* [Work to complete] All entries below need to be written out exactly, but without their pictures.

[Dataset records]

........

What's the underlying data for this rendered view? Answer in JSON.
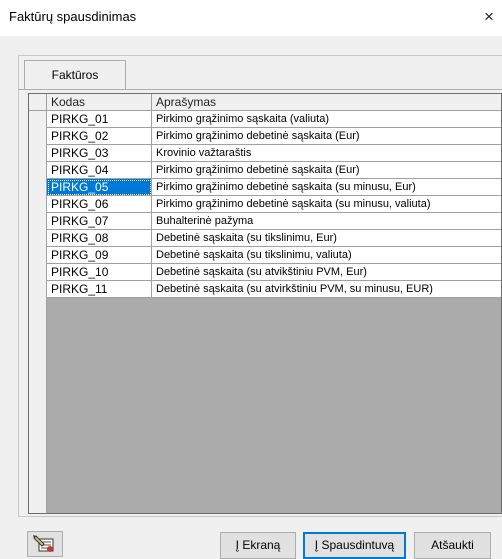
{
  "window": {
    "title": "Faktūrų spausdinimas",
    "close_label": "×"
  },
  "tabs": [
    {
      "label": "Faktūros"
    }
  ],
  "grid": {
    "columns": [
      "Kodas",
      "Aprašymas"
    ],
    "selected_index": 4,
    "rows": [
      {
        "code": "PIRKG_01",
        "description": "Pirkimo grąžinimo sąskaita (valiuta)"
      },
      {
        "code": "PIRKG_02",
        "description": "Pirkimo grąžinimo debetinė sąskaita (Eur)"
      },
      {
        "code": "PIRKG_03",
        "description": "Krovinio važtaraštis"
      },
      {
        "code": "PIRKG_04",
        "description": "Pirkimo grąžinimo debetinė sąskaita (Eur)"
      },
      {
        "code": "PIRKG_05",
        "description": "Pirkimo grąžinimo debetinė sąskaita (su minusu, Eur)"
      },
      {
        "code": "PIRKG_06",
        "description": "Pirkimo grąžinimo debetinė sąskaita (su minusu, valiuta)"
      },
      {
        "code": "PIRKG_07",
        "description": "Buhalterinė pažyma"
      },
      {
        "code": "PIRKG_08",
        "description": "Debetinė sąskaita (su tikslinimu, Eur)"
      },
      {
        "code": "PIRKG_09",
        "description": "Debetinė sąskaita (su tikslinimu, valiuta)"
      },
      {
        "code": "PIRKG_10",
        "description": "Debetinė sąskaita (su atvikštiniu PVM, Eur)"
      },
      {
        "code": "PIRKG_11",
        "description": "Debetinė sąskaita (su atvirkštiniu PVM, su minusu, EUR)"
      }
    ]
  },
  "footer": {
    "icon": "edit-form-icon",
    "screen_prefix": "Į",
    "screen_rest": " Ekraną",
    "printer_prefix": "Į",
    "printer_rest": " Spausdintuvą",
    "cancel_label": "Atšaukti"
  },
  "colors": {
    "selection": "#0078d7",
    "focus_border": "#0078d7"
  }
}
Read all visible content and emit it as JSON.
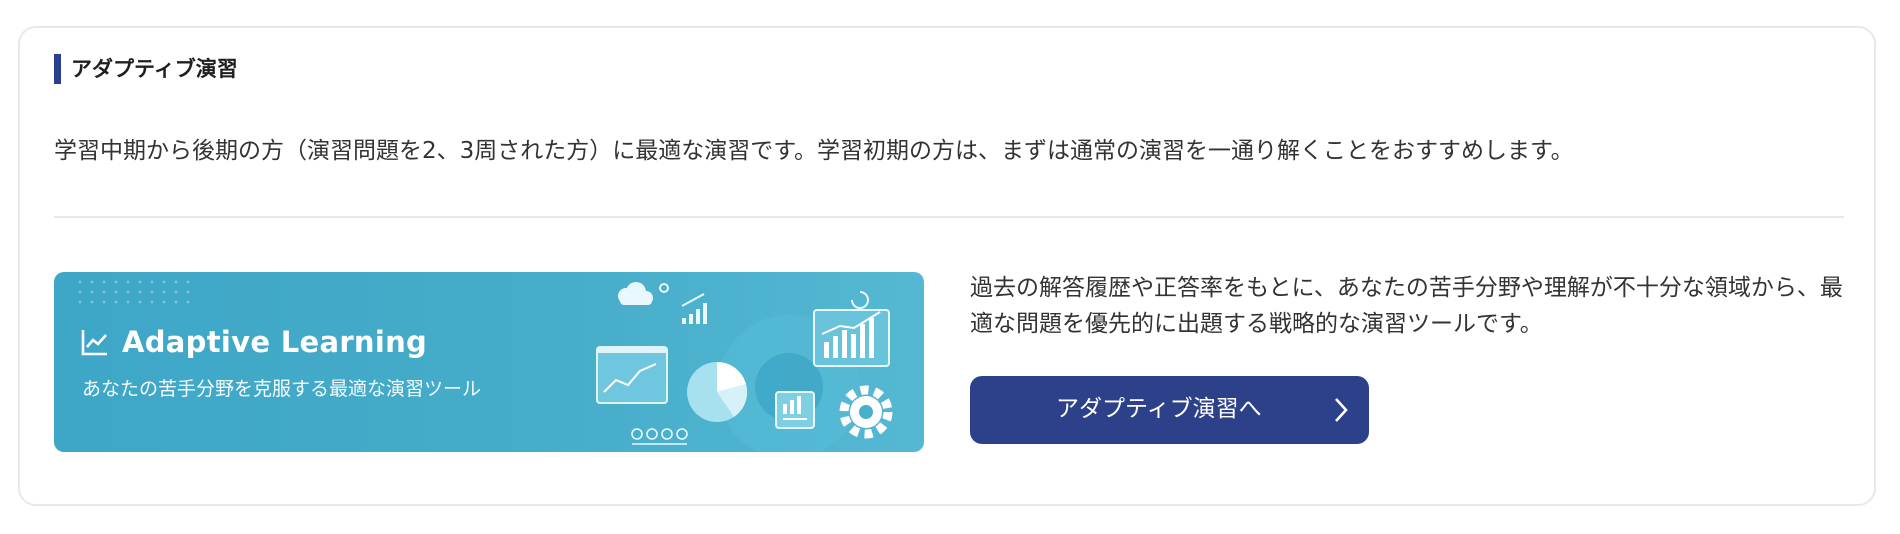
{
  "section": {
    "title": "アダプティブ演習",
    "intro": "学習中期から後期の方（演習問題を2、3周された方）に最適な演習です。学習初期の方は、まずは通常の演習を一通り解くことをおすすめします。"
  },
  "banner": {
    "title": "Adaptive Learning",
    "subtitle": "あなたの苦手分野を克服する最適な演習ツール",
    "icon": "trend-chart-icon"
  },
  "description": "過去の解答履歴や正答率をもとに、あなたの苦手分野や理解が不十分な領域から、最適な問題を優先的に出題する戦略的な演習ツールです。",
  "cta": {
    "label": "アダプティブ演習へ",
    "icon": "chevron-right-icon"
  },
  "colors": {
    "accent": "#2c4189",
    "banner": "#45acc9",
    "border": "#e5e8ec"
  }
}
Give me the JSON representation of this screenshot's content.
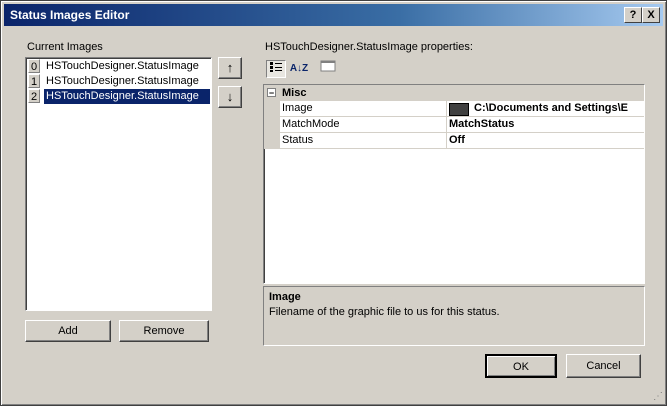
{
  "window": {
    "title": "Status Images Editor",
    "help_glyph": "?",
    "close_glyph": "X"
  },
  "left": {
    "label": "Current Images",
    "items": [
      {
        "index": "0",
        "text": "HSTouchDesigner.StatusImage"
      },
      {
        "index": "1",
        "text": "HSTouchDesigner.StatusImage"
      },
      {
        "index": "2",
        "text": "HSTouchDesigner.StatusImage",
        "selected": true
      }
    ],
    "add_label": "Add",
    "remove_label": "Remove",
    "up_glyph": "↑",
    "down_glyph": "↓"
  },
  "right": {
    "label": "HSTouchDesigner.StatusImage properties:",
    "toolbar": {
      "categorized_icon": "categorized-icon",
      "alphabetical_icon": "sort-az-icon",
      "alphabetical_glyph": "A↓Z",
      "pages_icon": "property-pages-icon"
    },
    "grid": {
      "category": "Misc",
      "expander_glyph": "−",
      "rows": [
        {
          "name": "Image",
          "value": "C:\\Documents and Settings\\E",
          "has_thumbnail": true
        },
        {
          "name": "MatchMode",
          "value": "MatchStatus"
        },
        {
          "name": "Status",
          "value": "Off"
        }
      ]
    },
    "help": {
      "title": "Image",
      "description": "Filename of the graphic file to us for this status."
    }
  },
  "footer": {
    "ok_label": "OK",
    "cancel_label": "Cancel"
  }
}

........

* [The result]
What's the underlying data for this rendered view? Answer in JSON.
{
  "window": {
    "title": "Faktūrų spausdinimas",
    "close_label": "×"
  },
  "tabs": [
    {
      "label": "Faktūros"
    }
  ],
  "grid": {
    "columns": [
      "Kodas",
      "Aprašymas"
    ],
    "selected_index": 4,
    "rows": [
      {
        "code": "PIRKG_01",
        "description": "Pirkimo grąžinimo sąskaita (valiuta)"
      },
      {
        "code": "PIRKG_02",
        "description": "Pirkimo grąžinimo debetinė sąskaita (Eur)"
      },
      {
        "code": "PIRKG_03",
        "description": "Krovinio važtaraštis"
      },
      {
        "code": "PIRKG_04",
        "description": "Pirkimo grąžinimo debetinė sąskaita (Eur)"
      },
      {
        "code": "PIRKG_05",
        "description": "Pirkimo grąžinimo debetinė sąskaita (su minusu, Eur)"
      },
      {
        "code": "PIRKG_06",
        "description": "Pirkimo grąžinimo debetinė sąskaita (su minusu, valiuta)"
      },
      {
        "code": "PIRKG_07",
        "description": "Buhalterinė pažyma"
      },
      {
        "code": "PIRKG_08",
        "description": "Debetinė sąskaita (su tikslinimu, Eur)"
      },
      {
        "code": "PIRKG_09",
        "description": "Debetinė sąskaita (su tikslinimu, valiuta)"
      },
      {
        "code": "PIRKG_10",
        "description": "Debetinė sąskaita (su atvikštiniu PVM, Eur)"
      },
      {
        "code": "PIRKG_11",
        "description": "Debetinė sąskaita (su atvirkštiniu PVM, su minusu, EUR)"
      }
    ]
  },
  "footer": {
    "icon": "edit-form-icon",
    "screen_prefix": "Į",
    "screen_rest": " Ekraną",
    "printer_prefix": "Į",
    "printer_rest": " Spausdintuvą",
    "cancel_label": "Atšaukti"
  },
  "colors": {
    "selection": "#0078d7",
    "focus_border": "#0078d7"
  }
}
Read all visible content and emit it as JSON.
{
  "section": {
    "title": "アダプティブ演習",
    "intro": "学習中期から後期の方（演習問題を2、3周された方）に最適な演習です。学習初期の方は、まずは通常の演習を一通り解くことをおすすめします。"
  },
  "banner": {
    "title": "Adaptive Learning",
    "subtitle": "あなたの苦手分野を克服する最適な演習ツール",
    "icon": "trend-chart-icon"
  },
  "description": "過去の解答履歴や正答率をもとに、あなたの苦手分野や理解が不十分な領域から、最適な問題を優先的に出題する戦略的な演習ツールです。",
  "cta": {
    "label": "アダプティブ演習へ",
    "icon": "chevron-right-icon"
  },
  "colors": {
    "accent": "#2c4189",
    "banner": "#45acc9",
    "border": "#e5e8ec"
  }
}
Give me the JSON representation of this screenshot's content.
{
  "window": {
    "title": "Status Images Editor",
    "help_glyph": "?",
    "close_glyph": "X"
  },
  "left": {
    "label": "Current Images",
    "items": [
      {
        "index": "0",
        "text": "HSTouchDesigner.StatusImage"
      },
      {
        "index": "1",
        "text": "HSTouchDesigner.StatusImage"
      },
      {
        "index": "2",
        "text": "HSTouchDesigner.StatusImage",
        "selected": true
      }
    ],
    "add_label": "Add",
    "remove_label": "Remove",
    "up_glyph": "↑",
    "down_glyph": "↓"
  },
  "right": {
    "label": "HSTouchDesigner.StatusImage properties:",
    "toolbar": {
      "categorized_icon": "categorized-icon",
      "alphabetical_icon": "sort-az-icon",
      "alphabetical_glyph": "A↓Z",
      "pages_icon": "property-pages-icon"
    },
    "grid": {
      "category": "Misc",
      "expander_glyph": "−",
      "rows": [
        {
          "name": "Image",
          "value": "C:\\Documents and Settings\\E",
          "has_thumbnail": true
        },
        {
          "name": "MatchMode",
          "value": "MatchStatus"
        },
        {
          "name": "Status",
          "value": "Off"
        }
      ]
    },
    "help": {
      "title": "Image",
      "description": "Filename of the graphic file to us for this status."
    }
  },
  "footer": {
    "ok_label": "OK",
    "cancel_label": "Cancel"
  }
}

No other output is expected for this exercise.